- _DATA LINES_
##########

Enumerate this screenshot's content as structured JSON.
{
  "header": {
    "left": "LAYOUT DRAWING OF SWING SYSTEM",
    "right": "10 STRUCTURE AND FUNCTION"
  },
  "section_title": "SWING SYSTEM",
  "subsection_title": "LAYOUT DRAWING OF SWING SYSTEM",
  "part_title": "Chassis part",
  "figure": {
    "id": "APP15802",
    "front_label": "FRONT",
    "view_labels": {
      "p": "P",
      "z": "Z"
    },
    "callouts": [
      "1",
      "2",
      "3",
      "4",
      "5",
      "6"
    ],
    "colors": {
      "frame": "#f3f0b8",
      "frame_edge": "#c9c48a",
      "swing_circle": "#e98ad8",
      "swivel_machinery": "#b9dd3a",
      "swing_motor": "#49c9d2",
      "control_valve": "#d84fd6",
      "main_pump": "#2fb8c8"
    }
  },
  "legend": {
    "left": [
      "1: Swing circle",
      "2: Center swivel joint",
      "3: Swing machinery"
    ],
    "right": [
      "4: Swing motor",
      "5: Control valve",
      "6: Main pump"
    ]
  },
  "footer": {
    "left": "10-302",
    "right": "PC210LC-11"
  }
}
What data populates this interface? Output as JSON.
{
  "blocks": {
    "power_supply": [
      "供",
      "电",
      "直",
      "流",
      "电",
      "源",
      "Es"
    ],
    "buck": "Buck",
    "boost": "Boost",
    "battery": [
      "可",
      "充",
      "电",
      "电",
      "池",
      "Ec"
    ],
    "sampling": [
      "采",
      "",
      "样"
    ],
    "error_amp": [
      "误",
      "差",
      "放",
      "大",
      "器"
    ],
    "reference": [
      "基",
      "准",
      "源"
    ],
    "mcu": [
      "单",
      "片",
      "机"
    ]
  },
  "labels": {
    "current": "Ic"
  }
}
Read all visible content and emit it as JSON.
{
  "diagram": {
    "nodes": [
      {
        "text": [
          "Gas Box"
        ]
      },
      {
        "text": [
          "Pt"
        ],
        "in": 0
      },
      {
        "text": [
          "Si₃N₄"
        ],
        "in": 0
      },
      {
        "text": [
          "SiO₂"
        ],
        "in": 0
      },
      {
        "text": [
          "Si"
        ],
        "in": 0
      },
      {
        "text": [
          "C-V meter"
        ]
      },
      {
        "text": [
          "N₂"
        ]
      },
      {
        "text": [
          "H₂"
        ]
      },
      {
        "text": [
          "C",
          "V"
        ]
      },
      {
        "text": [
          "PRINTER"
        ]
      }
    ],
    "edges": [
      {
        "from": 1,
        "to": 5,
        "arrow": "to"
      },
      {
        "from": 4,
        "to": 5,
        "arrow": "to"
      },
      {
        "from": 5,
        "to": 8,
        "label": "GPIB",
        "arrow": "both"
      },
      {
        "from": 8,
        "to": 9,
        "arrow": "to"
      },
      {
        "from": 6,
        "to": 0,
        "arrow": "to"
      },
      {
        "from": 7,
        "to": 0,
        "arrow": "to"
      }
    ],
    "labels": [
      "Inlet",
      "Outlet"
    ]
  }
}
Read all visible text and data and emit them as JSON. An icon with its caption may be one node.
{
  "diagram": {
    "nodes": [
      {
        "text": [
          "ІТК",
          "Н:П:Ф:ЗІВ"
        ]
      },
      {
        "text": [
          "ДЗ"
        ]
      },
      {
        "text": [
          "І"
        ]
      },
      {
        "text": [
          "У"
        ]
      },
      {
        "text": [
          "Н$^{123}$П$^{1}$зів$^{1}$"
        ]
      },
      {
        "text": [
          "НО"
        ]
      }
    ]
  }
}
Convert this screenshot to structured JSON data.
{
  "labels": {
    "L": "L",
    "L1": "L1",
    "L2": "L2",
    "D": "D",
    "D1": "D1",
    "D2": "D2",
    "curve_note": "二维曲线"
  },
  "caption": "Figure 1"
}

##########

Return each line with "screenshot".

- _WRITTEN ANSWER_
Enumerate this screenshot's content as structured JSON.
Convert this screenshot to structured JSON data.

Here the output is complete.